Omit images. Retype all entries verbatim.

╭─ Record excerpts

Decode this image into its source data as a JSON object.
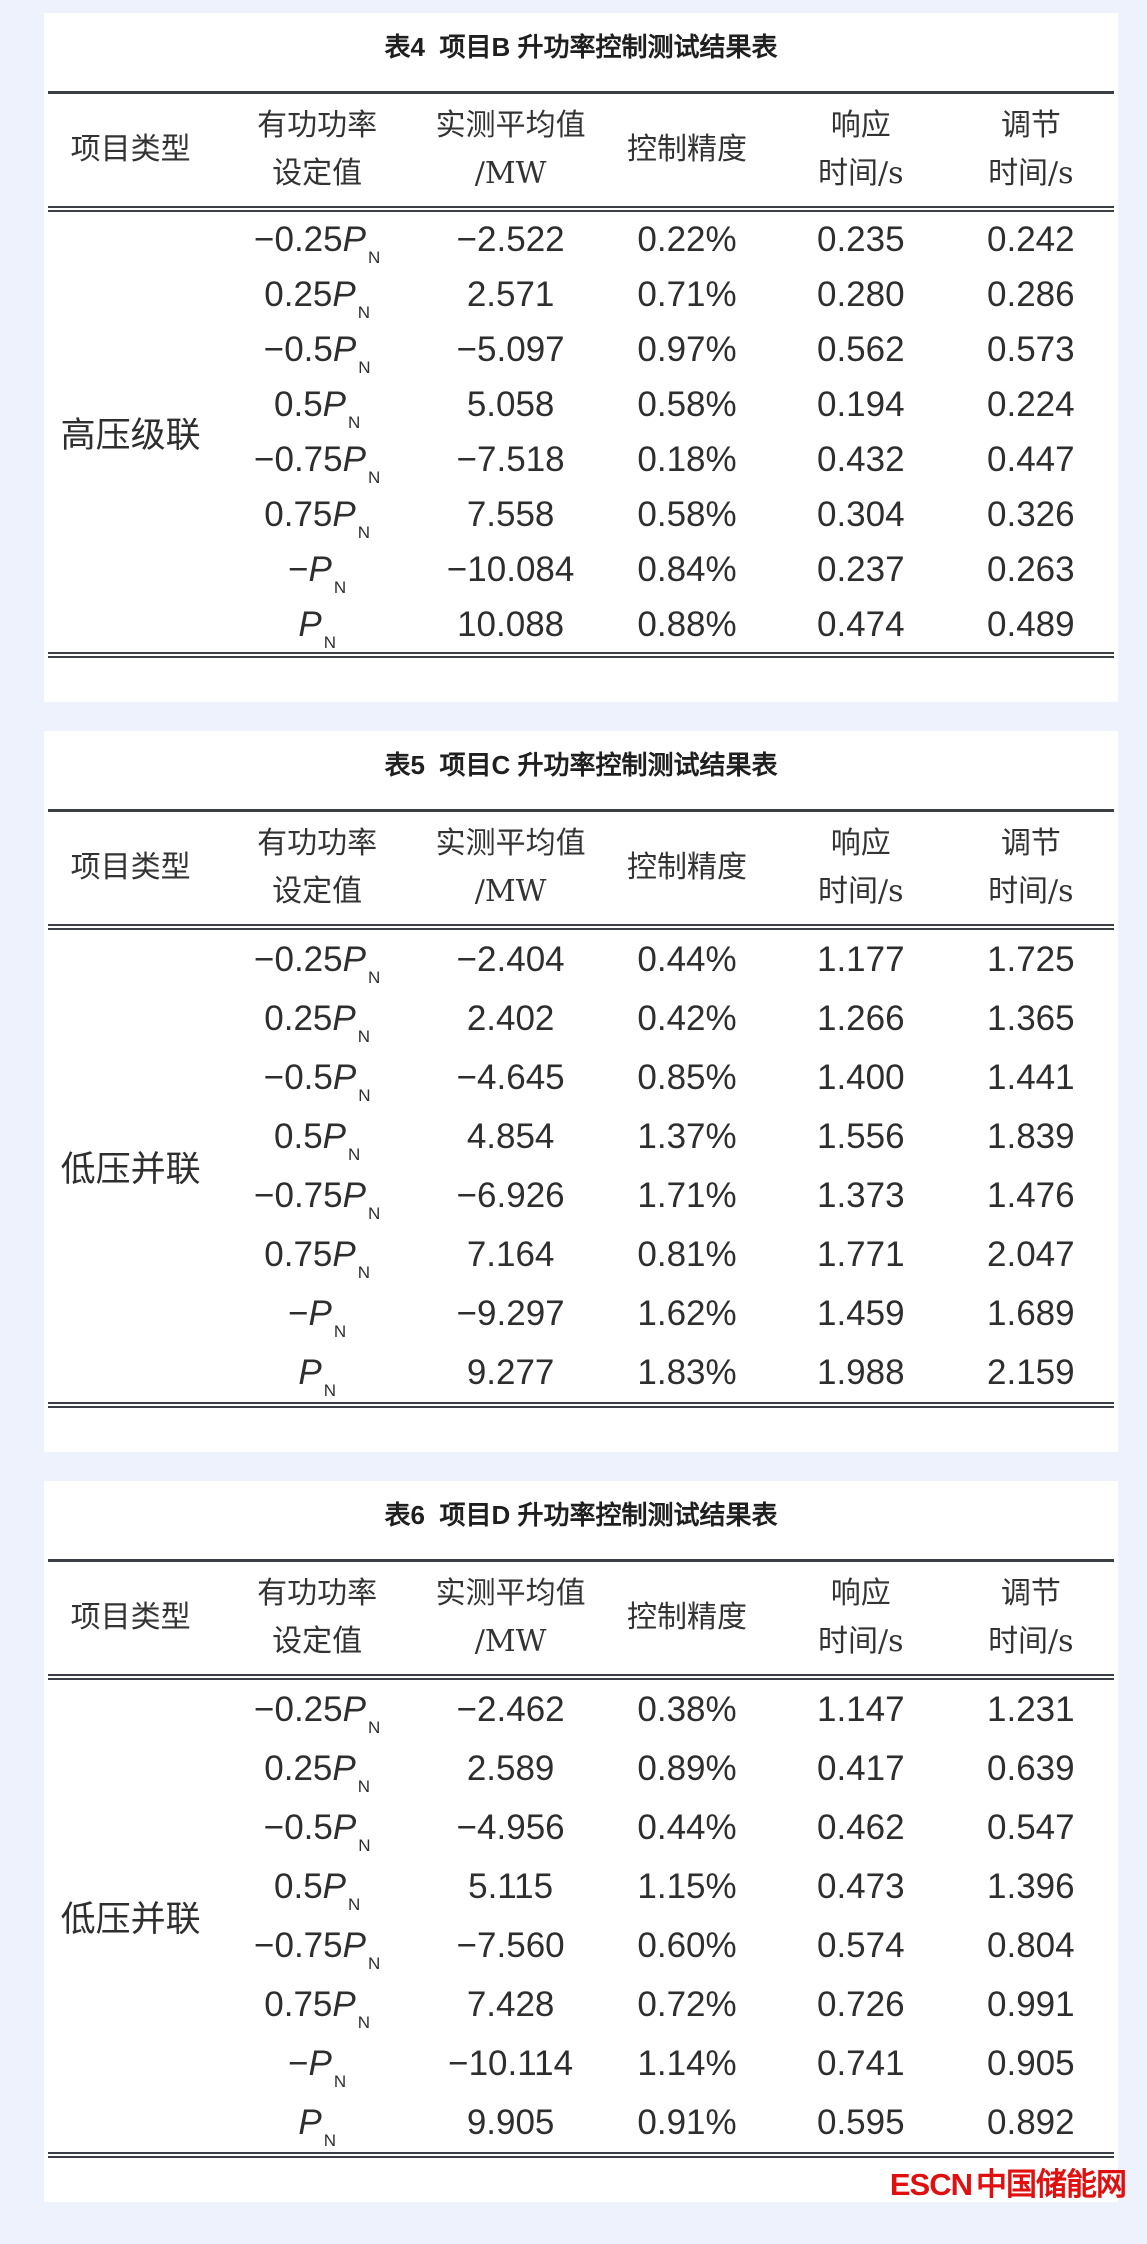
{
  "watermark": {
    "brand": "ESCN",
    "site_name": "中国储能网",
    "color": "#e01010"
  },
  "columns": [
    {
      "key": "project_type",
      "lines": [
        "项目类型"
      ]
    },
    {
      "key": "setpoint",
      "lines": [
        "有功功率",
        "设定值"
      ]
    },
    {
      "key": "measured_avg",
      "lines": [
        "实测平均值",
        "/MW"
      ]
    },
    {
      "key": "accuracy",
      "lines": [
        "控制精度"
      ]
    },
    {
      "key": "response_time",
      "lines": [
        "响应",
        "时间/s"
      ]
    },
    {
      "key": "settling_time",
      "lines": [
        "调节",
        "时间/s"
      ]
    }
  ],
  "tables": [
    {
      "id": "table-4",
      "title": "表4  项目B 升功率控制测试结果表",
      "group_label": "高压级联",
      "rows": [
        [
          "−0.25P_N",
          "−2.522",
          "0.22%",
          "0.235",
          "0.242"
        ],
        [
          "0.25P_N",
          "2.571",
          "0.71%",
          "0.280",
          "0.286"
        ],
        [
          "−0.5P_N",
          "−5.097",
          "0.97%",
          "0.562",
          "0.573"
        ],
        [
          "0.5P_N",
          "5.058",
          "0.58%",
          "0.194",
          "0.224"
        ],
        [
          "−0.75P_N",
          "−7.518",
          "0.18%",
          "0.432",
          "0.447"
        ],
        [
          "0.75P_N",
          "7.558",
          "0.58%",
          "0.304",
          "0.326"
        ],
        [
          "−P_N",
          "−10.084",
          "0.84%",
          "0.237",
          "0.263"
        ],
        [
          "P_N",
          "10.088",
          "0.88%",
          "0.474",
          "0.489"
        ]
      ]
    },
    {
      "id": "table-5",
      "title": "表5  项目C 升功率控制测试结果表",
      "group_label": "低压并联",
      "rows": [
        [
          "−0.25P_N",
          "−2.404",
          "0.44%",
          "1.177",
          "1.725"
        ],
        [
          "0.25P_N",
          "2.402",
          "0.42%",
          "1.266",
          "1.365"
        ],
        [
          "−0.5P_N",
          "−4.645",
          "0.85%",
          "1.400",
          "1.441"
        ],
        [
          "0.5P_N",
          "4.854",
          "1.37%",
          "1.556",
          "1.839"
        ],
        [
          "−0.75P_N",
          "−6.926",
          "1.71%",
          "1.373",
          "1.476"
        ],
        [
          "0.75P_N",
          "7.164",
          "0.81%",
          "1.771",
          "2.047"
        ],
        [
          "−P_N",
          "−9.297",
          "1.62%",
          "1.459",
          "1.689"
        ],
        [
          "P_N",
          "9.277",
          "1.83%",
          "1.988",
          "2.159"
        ]
      ]
    },
    {
      "id": "table-6",
      "title": "表6  项目D 升功率控制测试结果表",
      "group_label": "低压并联",
      "rows": [
        [
          "−0.25P_N",
          "−2.462",
          "0.38%",
          "1.147",
          "1.231"
        ],
        [
          "0.25P_N",
          "2.589",
          "0.89%",
          "0.417",
          "0.639"
        ],
        [
          "−0.5P_N",
          "−4.956",
          "0.44%",
          "0.462",
          "0.547"
        ],
        [
          "0.5P_N",
          "5.115",
          "1.15%",
          "0.473",
          "1.396"
        ],
        [
          "−0.75P_N",
          "−7.560",
          "0.60%",
          "0.574",
          "0.804"
        ],
        [
          "0.75P_N",
          "7.428",
          "0.72%",
          "0.726",
          "0.991"
        ],
        [
          "−P_N",
          "−10.114",
          "1.14%",
          "0.741",
          "0.905"
        ],
        [
          "P_N",
          "9.905",
          "0.91%",
          "0.595",
          "0.892"
        ]
      ]
    }
  ]
}
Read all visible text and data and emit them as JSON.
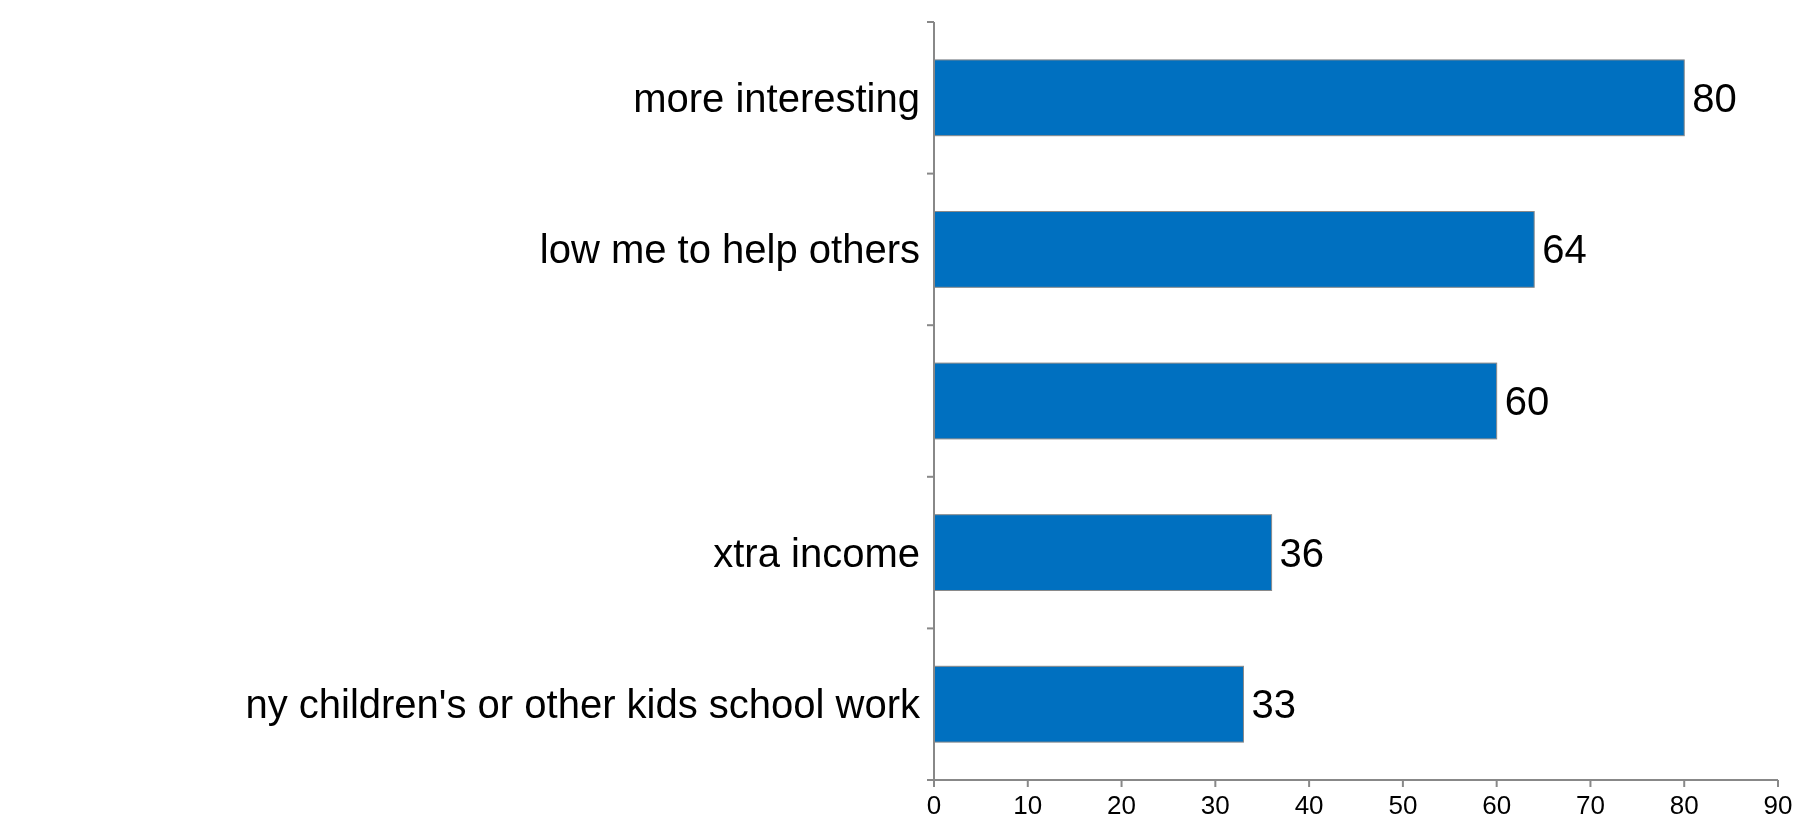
{
  "chart_data": {
    "type": "bar",
    "orientation": "horizontal",
    "categories": [
      " more interesting",
      "low me to help others",
      null,
      "xtra income",
      "ny children's or other kids school work"
    ],
    "values": [
      80,
      64,
      60,
      36,
      33
    ],
    "color": "#0070c0",
    "xlim": [
      0,
      90
    ],
    "xticks": [
      0,
      10,
      20,
      30,
      40,
      50,
      60,
      70,
      80,
      90
    ],
    "data_labels": true
  }
}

╰─

_Solution below_
Decode this image into its source data as a JSON object.
{
  "watermark": {
    "brand": "ESCN",
    "site_name": "中国储能网",
    "color": "#e01010"
  },
  "columns": [
    {
      "key": "project_type",
      "lines": [
        "项目类型"
      ]
    },
    {
      "key": "setpoint",
      "lines": [
        "有功功率",
        "设定值"
      ]
    },
    {
      "key": "measured_avg",
      "lines": [
        "实测平均值",
        "/MW"
      ]
    },
    {
      "key": "accuracy",
      "lines": [
        "控制精度"
      ]
    },
    {
      "key": "response_time",
      "lines": [
        "响应",
        "时间/s"
      ]
    },
    {
      "key": "settling_time",
      "lines": [
        "调节",
        "时间/s"
      ]
    }
  ],
  "tables": [
    {
      "id": "table-4",
      "title": "表4  项目B 升功率控制测试结果表",
      "group_label": "高压级联",
      "rows": [
        [
          "−0.25P_N",
          "−2.522",
          "0.22%",
          "0.235",
          "0.242"
        ],
        [
          "0.25P_N",
          "2.571",
          "0.71%",
          "0.280",
          "0.286"
        ],
        [
          "−0.5P_N",
          "−5.097",
          "0.97%",
          "0.562",
          "0.573"
        ],
        [
          "0.5P_N",
          "5.058",
          "0.58%",
          "0.194",
          "0.224"
        ],
        [
          "−0.75P_N",
          "−7.518",
          "0.18%",
          "0.432",
          "0.447"
        ],
        [
          "0.75P_N",
          "7.558",
          "0.58%",
          "0.304",
          "0.326"
        ],
        [
          "−P_N",
          "−10.084",
          "0.84%",
          "0.237",
          "0.263"
        ],
        [
          "P_N",
          "10.088",
          "0.88%",
          "0.474",
          "0.489"
        ]
      ]
    },
    {
      "id": "table-5",
      "title": "表5  项目C 升功率控制测试结果表",
      "group_label": "低压并联",
      "rows": [
        [
          "−0.25P_N",
          "−2.404",
          "0.44%",
          "1.177",
          "1.725"
        ],
        [
          "0.25P_N",
          "2.402",
          "0.42%",
          "1.266",
          "1.365"
        ],
        [
          "−0.5P_N",
          "−4.645",
          "0.85%",
          "1.400",
          "1.441"
        ],
        [
          "0.5P_N",
          "4.854",
          "1.37%",
          "1.556",
          "1.839"
        ],
        [
          "−0.75P_N",
          "−6.926",
          "1.71%",
          "1.373",
          "1.476"
        ],
        [
          "0.75P_N",
          "7.164",
          "0.81%",
          "1.771",
          "2.047"
        ],
        [
          "−P_N",
          "−9.297",
          "1.62%",
          "1.459",
          "1.689"
        ],
        [
          "P_N",
          "9.277",
          "1.83%",
          "1.988",
          "2.159"
        ]
      ]
    },
    {
      "id": "table-6",
      "title": "表6  项目D 升功率控制测试结果表",
      "group_label": "低压并联",
      "rows": [
        [
          "−0.25P_N",
          "−2.462",
          "0.38%",
          "1.147",
          "1.231"
        ],
        [
          "0.25P_N",
          "2.589",
          "0.89%",
          "0.417",
          "0.639"
        ],
        [
          "−0.5P_N",
          "−4.956",
          "0.44%",
          "0.462",
          "0.547"
        ],
        [
          "0.5P_N",
          "5.115",
          "1.15%",
          "0.473",
          "1.396"
        ],
        [
          "−0.75P_N",
          "−7.560",
          "0.60%",
          "0.574",
          "0.804"
        ],
        [
          "0.75P_N",
          "7.428",
          "0.72%",
          "0.726",
          "0.991"
        ],
        [
          "−P_N",
          "−10.114",
          "1.14%",
          "0.741",
          "0.905"
        ],
        [
          "P_N",
          "9.905",
          "0.91%",
          "0.595",
          "0.892"
        ]
      ]
    }
  ]
}
Read all visible text and data and emit them as JSON.
{
  "chart_data": {
    "type": "bar",
    "orientation": "horizontal",
    "categories": [
      " more interesting",
      "low me to help others",
      null,
      "xtra income",
      "ny children's or other kids school work"
    ],
    "values": [
      80,
      64,
      60,
      36,
      33
    ],
    "color": "#0070c0",
    "xlim": [
      0,
      90
    ],
    "xticks": [
      0,
      10,
      20,
      30,
      40,
      50,
      60,
      70,
      80,
      90
    ],
    "data_labels": true
  }
}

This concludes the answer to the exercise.